Aim:
Copy each line holding the string "exposure".

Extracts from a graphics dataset
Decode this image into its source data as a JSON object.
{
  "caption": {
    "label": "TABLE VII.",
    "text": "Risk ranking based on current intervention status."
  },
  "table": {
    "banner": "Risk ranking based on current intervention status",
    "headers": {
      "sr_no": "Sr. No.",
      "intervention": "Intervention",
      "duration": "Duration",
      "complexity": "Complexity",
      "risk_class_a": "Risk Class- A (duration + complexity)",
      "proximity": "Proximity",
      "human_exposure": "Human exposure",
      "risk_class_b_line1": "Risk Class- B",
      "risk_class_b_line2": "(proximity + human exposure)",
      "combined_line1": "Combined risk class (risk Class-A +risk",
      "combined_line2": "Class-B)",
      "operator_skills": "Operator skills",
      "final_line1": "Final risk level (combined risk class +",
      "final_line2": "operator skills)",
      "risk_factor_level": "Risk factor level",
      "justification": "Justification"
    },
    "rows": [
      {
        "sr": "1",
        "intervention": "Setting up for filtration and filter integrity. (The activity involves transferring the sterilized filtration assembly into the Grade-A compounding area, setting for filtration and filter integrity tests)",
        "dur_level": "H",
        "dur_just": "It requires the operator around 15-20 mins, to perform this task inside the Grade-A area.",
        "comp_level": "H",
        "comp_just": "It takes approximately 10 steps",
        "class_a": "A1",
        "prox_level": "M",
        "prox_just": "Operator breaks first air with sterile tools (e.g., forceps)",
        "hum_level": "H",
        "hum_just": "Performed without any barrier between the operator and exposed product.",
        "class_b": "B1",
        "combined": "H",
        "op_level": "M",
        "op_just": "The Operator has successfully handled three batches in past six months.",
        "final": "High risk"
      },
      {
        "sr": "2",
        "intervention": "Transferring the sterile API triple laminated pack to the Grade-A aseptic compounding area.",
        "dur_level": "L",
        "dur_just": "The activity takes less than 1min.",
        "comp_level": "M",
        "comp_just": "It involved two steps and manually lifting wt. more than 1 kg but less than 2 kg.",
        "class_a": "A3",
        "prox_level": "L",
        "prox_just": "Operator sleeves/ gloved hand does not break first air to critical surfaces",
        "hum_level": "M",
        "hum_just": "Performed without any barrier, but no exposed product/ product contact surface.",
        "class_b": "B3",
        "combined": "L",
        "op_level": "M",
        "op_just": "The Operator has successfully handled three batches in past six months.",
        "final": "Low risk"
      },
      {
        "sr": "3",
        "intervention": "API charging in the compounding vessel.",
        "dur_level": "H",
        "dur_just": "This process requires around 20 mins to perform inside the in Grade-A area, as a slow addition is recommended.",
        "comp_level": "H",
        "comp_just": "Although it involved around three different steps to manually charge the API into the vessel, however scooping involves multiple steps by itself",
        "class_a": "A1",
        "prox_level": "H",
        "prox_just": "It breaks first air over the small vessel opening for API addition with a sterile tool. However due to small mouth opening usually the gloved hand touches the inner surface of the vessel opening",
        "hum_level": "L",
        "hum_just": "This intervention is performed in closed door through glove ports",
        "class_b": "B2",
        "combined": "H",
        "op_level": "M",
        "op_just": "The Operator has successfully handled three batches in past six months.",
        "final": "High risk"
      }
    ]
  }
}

Solution for this problem:
      "human_exposure": "Human exposure",
      "risk_class_b_line2": "(proximity + human exposure)",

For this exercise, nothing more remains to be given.